Stored records

┌────────

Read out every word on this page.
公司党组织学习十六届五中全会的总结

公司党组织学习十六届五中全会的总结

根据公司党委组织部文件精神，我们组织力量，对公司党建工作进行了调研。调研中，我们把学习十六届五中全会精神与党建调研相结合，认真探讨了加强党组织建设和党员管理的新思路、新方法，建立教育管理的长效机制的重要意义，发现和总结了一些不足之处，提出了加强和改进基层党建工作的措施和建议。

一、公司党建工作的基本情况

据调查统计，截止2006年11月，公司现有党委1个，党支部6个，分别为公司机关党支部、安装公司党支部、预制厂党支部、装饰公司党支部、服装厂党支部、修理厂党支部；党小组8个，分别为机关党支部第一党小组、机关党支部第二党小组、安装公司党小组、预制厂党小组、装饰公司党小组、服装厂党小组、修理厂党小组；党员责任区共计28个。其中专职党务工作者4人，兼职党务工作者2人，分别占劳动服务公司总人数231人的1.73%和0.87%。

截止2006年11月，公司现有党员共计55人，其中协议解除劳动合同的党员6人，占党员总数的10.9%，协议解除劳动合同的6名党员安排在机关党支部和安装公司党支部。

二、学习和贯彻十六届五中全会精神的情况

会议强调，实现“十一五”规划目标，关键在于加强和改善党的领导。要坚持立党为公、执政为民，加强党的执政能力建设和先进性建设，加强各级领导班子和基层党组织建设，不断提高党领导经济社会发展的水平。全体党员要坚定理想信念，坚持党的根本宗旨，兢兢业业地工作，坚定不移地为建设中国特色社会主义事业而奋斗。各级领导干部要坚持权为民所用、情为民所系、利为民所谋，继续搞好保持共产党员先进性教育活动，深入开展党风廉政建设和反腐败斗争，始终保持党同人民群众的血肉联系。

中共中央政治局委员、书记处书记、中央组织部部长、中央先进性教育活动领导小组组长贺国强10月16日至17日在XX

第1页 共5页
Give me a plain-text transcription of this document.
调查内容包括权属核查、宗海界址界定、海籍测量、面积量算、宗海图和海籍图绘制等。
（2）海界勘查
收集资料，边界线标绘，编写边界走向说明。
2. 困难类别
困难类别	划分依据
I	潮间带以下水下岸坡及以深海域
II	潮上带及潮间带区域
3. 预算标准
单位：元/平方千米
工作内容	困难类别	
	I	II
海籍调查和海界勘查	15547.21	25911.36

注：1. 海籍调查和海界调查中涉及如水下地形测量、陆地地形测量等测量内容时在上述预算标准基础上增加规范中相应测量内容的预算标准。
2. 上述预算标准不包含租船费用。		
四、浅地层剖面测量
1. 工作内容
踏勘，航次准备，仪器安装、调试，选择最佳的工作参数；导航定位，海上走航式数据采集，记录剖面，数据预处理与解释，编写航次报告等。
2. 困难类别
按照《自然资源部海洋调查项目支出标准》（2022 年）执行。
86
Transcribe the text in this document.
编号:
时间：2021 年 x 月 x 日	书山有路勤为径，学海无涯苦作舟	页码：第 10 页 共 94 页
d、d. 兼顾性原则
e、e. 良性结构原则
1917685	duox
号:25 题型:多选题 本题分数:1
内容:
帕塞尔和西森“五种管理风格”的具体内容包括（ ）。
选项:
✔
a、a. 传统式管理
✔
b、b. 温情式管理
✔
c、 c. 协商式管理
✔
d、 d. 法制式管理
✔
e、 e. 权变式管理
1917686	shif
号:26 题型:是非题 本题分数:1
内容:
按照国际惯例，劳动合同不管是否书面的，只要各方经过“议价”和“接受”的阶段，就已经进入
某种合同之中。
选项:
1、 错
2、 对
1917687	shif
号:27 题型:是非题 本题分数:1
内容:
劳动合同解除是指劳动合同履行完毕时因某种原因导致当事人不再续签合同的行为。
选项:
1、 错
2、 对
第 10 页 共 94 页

└────────

**Given request**. Output all records verbatim.

**Task solution**.
Read out every word on this page.
公司党组织学习十六届五中全会的总结

公司党组织学习十六届五中全会的总结

根据公司党委组织部文件精神，我们组织力量，对公司党建工作进行了调研。调研中，我们把学习十六届五中全会精神与党建调研相结合，认真探讨了加强党组织建设和党员管理的新思路、新方法，建立教育管理的长效机制的重要意义，发现和总结了一些不足之处，提出了加强和改进基层党建工作的措施和建议。

一、公司党建工作的基本情况

据调查统计，截止2006年11月，公司现有党委1个，党支部6个，分别为公司机关党支部、安装公司党支部、预制厂党支部、装饰公司党支部、服装厂党支部、修理厂党支部；党小组8个，分别为机关党支部第一党小组、机关党支部第二党小组、安装公司党小组、预制厂党小组、装饰公司党小组、服装厂党小组、修理厂党小组；党员责任区共计28个。其中专职党务工作者4人，兼职党务工作者2人，分别占劳动服务公司总人数231人的1.73%和0.87%。

截止2006年11月，公司现有党员共计55人，其中协议解除劳动合同的党员6人，占党员总数的10.9%，协议解除劳动合同的6名党员安排在机关党支部和安装公司党支部。

二、学习和贯彻十六届五中全会精神的情况

会议强调，实现“十一五”规划目标，关键在于加强和改善党的领导。要坚持立党为公、执政为民，加强党的执政能力建设和先进性建设，加强各级领导班子和基层党组织建设，不断提高党领导经济社会发展的水平。全体党员要坚定理想信念，坚持党的根本宗旨，兢兢业业地工作，坚定不移地为建设中国特色社会主义事业而奋斗。各级领导干部要坚持权为民所用、情为民所系、利为民所谋，继续搞好保持共产党员先进性教育活动，深入开展党风廉政建设和反腐败斗争，始终保持党同人民群众的血肉联系。

中共中央政治局委员、书记处书记、中央组织部部长、中央先进性教育活动领导小组组长贺国强10月16日至17日在XX

第1页 共5页
Give me a plain-text transcription of this document.
调查内容包括权属核查、宗海界址界定、海籍测量、面积量算、宗海图和海籍图绘制等。
（2）海界勘查
收集资料，边界线标绘，编写边界走向说明。
2. 困难类别
困难类别	划分依据
I	潮间带以下水下岸坡及以深海域
II	潮上带及潮间带区域
3. 预算标准
单位：元/平方千米
工作内容	困难类别	
	I	II
海籍调查和海界勘查	15547.21	25911.36

注：1. 海籍调查和海界调查中涉及如水下地形测量、陆地地形测量等测量内容时在上述预算标准基础上增加规范中相应测量内容的预算标准。
2. 上述预算标准不包含租船费用。		
四、浅地层剖面测量
1. 工作内容
踏勘，航次准备，仪器安装、调试，选择最佳的工作参数；导航定位，海上走航式数据采集，记录剖面，数据预处理与解释，编写航次报告等。
2. 困难类别
按照《自然资源部海洋调查项目支出标准》（2022 年）执行。
86
Transcribe the text in this document.
编号:
时间：2021 年 x 月 x 日	书山有路勤为径，学海无涯苦作舟	页码：第 10 页 共 94 页
d、d. 兼顾性原则
e、e. 良性结构原则
1917685	duox
号:25 题型:多选题 本题分数:1
内容:
帕塞尔和西森“五种管理风格”的具体内容包括（ ）。
选项:
✔
a、a. 传统式管理
✔
b、b. 温情式管理
✔
c、 c. 协商式管理
✔
d、 d. 法制式管理
✔
e、 e. 权变式管理
1917686	shif
号:26 题型:是非题 本题分数:1
内容:
按照国际惯例，劳动合同不管是否书面的，只要各方经过“议价”和“接受”的阶段，就已经进入
某种合同之中。
选项:
1、 错
2、 对
1917687	shif
号:27 题型:是非题 本题分数:1
内容:
劳动合同解除是指劳动合同履行完毕时因某种原因导致当事人不再续签合同的行为。
选项:
1、 错
2、 对
第 10 页 共 94 页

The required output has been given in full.